§ **GOAL OF THE EXERCISE**: Look at the entries below and reproduce them exactly.

[Records contained in a dataset]
◆ ◆ ◆

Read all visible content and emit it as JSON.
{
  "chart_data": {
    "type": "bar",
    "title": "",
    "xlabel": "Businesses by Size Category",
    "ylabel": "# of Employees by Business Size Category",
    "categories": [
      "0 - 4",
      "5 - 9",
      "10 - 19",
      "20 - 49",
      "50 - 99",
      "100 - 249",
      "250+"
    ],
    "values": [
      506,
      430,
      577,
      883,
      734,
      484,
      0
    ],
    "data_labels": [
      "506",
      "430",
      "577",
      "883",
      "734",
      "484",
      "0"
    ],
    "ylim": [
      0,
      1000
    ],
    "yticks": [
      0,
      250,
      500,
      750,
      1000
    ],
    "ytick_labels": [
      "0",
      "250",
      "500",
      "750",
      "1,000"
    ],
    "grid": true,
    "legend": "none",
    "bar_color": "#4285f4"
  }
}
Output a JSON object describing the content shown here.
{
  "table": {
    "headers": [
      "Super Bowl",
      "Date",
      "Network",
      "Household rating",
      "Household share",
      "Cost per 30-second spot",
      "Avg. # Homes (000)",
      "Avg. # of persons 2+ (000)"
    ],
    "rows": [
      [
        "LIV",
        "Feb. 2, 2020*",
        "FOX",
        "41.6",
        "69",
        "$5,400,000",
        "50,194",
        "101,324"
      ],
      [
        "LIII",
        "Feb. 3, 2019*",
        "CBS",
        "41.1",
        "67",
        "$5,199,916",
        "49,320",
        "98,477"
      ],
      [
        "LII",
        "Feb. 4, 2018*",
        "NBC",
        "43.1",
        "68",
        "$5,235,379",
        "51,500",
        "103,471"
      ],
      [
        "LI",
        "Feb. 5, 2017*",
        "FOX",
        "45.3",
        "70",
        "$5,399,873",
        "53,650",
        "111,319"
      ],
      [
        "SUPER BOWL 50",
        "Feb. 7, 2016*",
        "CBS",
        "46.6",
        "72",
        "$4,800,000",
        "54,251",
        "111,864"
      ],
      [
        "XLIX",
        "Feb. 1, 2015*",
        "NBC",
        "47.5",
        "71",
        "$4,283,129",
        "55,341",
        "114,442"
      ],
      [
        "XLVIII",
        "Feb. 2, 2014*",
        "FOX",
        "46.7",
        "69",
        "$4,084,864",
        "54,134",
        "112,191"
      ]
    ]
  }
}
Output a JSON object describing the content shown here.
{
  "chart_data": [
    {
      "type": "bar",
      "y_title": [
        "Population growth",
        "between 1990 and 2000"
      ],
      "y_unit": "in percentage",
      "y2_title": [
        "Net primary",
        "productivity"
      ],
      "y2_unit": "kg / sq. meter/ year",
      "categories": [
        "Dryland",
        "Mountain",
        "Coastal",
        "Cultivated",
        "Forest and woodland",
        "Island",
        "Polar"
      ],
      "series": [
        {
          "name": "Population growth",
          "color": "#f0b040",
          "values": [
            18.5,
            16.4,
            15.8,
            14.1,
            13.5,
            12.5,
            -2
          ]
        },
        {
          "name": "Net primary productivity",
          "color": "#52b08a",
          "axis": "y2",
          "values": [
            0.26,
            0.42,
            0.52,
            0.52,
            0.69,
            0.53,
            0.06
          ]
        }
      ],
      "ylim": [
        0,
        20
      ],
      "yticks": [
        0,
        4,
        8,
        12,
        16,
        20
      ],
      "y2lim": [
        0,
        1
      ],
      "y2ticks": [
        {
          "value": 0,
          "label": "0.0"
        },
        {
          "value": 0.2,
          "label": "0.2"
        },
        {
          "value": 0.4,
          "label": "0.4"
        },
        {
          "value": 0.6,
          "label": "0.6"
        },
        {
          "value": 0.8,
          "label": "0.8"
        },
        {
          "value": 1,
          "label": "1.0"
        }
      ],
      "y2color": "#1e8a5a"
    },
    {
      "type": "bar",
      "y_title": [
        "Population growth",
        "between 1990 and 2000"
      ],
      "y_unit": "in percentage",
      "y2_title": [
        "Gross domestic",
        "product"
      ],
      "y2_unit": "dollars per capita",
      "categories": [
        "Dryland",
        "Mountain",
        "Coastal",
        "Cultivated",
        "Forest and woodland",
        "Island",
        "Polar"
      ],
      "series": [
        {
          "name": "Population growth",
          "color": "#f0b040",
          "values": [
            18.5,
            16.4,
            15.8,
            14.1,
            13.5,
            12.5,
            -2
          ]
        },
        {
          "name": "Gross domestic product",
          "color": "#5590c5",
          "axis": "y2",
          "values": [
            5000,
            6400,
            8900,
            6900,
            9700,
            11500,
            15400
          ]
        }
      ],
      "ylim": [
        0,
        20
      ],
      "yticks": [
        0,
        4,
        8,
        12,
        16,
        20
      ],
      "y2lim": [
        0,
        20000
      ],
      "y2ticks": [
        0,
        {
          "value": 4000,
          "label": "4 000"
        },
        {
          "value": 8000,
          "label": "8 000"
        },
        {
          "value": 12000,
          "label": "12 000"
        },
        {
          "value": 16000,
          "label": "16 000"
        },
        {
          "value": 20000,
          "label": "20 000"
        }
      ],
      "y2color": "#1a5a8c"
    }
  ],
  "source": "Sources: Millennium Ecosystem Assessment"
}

◆ ◆ ◆

§ **TASK SOLUTION**:
Read all visible content and emit it as JSON.
{
  "chart_data": {
    "type": "bar",
    "title": "",
    "xlabel": "Businesses by Size Category",
    "ylabel": "# of Employees by Business Size Category",
    "categories": [
      "0 - 4",
      "5 - 9",
      "10 - 19",
      "20 - 49",
      "50 - 99",
      "100 - 249",
      "250+"
    ],
    "values": [
      506,
      430,
      577,
      883,
      734,
      484,
      0
    ],
    "data_labels": [
      "506",
      "430",
      "577",
      "883",
      "734",
      "484",
      "0"
    ],
    "ylim": [
      0,
      1000
    ],
    "yticks": [
      0,
      250,
      500,
      750,
      1000
    ],
    "ytick_labels": [
      "0",
      "250",
      "500",
      "750",
      "1,000"
    ],
    "grid": true,
    "legend": "none",
    "bar_color": "#4285f4"
  }
}
Output a JSON object describing the content shown here.
{
  "table": {
    "headers": [
      "Super Bowl",
      "Date",
      "Network",
      "Household rating",
      "Household share",
      "Cost per 30-second spot",
      "Avg. # Homes (000)",
      "Avg. # of persons 2+ (000)"
    ],
    "rows": [
      [
        "LIV",
        "Feb. 2, 2020*",
        "FOX",
        "41.6",
        "69",
        "$5,400,000",
        "50,194",
        "101,324"
      ],
      [
        "LIII",
        "Feb. 3, 2019*",
        "CBS",
        "41.1",
        "67",
        "$5,199,916",
        "49,320",
        "98,477"
      ],
      [
        "LII",
        "Feb. 4, 2018*",
        "NBC",
        "43.1",
        "68",
        "$5,235,379",
        "51,500",
        "103,471"
      ],
      [
        "LI",
        "Feb. 5, 2017*",
        "FOX",
        "45.3",
        "70",
        "$5,399,873",
        "53,650",
        "111,319"
      ],
      [
        "SUPER BOWL 50",
        "Feb. 7, 2016*",
        "CBS",
        "46.6",
        "72",
        "$4,800,000",
        "54,251",
        "111,864"
      ],
      [
        "XLIX",
        "Feb. 1, 2015*",
        "NBC",
        "47.5",
        "71",
        "$4,283,129",
        "55,341",
        "114,442"
      ],
      [
        "XLVIII",
        "Feb. 2, 2014*",
        "FOX",
        "46.7",
        "69",
        "$4,084,864",
        "54,134",
        "112,191"
      ]
    ]
  }
}
Output a JSON object describing the content shown here.
{
  "chart_data": [
    {
      "type": "bar",
      "y_title": [
        "Population growth",
        "between 1990 and 2000"
      ],
      "y_unit": "in percentage",
      "y2_title": [
        "Net primary",
        "productivity"
      ],
      "y2_unit": "kg / sq. meter/ year",
      "categories": [
        "Dryland",
        "Mountain",
        "Coastal",
        "Cultivated",
        "Forest and woodland",
        "Island",
        "Polar"
      ],
      "series": [
        {
          "name": "Population growth",
          "color": "#f0b040",
          "values": [
            18.5,
            16.4,
            15.8,
            14.1,
            13.5,
            12.5,
            -2
          ]
        },
        {
          "name": "Net primary productivity",
          "color": "#52b08a",
          "axis": "y2",
          "values": [
            0.26,
            0.42,
            0.52,
            0.52,
            0.69,
            0.53,
            0.06
          ]
        }
      ],
      "ylim": [
        0,
        20
      ],
      "yticks": [
        0,
        4,
        8,
        12,
        16,
        20
      ],
      "y2lim": [
        0,
        1
      ],
      "y2ticks": [
        {
          "value": 0,
          "label": "0.0"
        },
        {
          "value": 0.2,
          "label": "0.2"
        },
        {
          "value": 0.4,
          "label": "0.4"
        },
        {
          "value": 0.6,
          "label": "0.6"
        },
        {
          "value": 0.8,
          "label": "0.8"
        },
        {
          "value": 1,
          "label": "1.0"
        }
      ],
      "y2color": "#1e8a5a"
    },
    {
      "type": "bar",
      "y_title": [
        "Population growth",
        "between 1990 and 2000"
      ],
      "y_unit": "in percentage",
      "y2_title": [
        "Gross domestic",
        "product"
      ],
      "y2_unit": "dollars per capita",
      "categories": [
        "Dryland",
        "Mountain",
        "Coastal",
        "Cultivated",
        "Forest and woodland",
        "Island",
        "Polar"
      ],
      "series": [
        {
          "name": "Population growth",
          "color": "#f0b040",
          "values": [
            18.5,
            16.4,
            15.8,
            14.1,
            13.5,
            12.5,
            -2
          ]
        },
        {
          "name": "Gross domestic product",
          "color": "#5590c5",
          "axis": "y2",
          "values": [
            5000,
            6400,
            8900,
            6900,
            9700,
            11500,
            15400
          ]
        }
      ],
      "ylim": [
        0,
        20
      ],
      "yticks": [
        0,
        4,
        8,
        12,
        16,
        20
      ],
      "y2lim": [
        0,
        20000
      ],
      "y2ticks": [
        0,
        {
          "value": 4000,
          "label": "4 000"
        },
        {
          "value": 8000,
          "label": "8 000"
        },
        {
          "value": 12000,
          "label": "12 000"
        },
        {
          "value": 16000,
          "label": "16 000"
        },
        {
          "value": 20000,
          "label": "20 000"
        }
      ],
      "y2color": "#1a5a8c"
    }
  ],
  "source": "Sources: Millennium Ecosystem Assessment"
}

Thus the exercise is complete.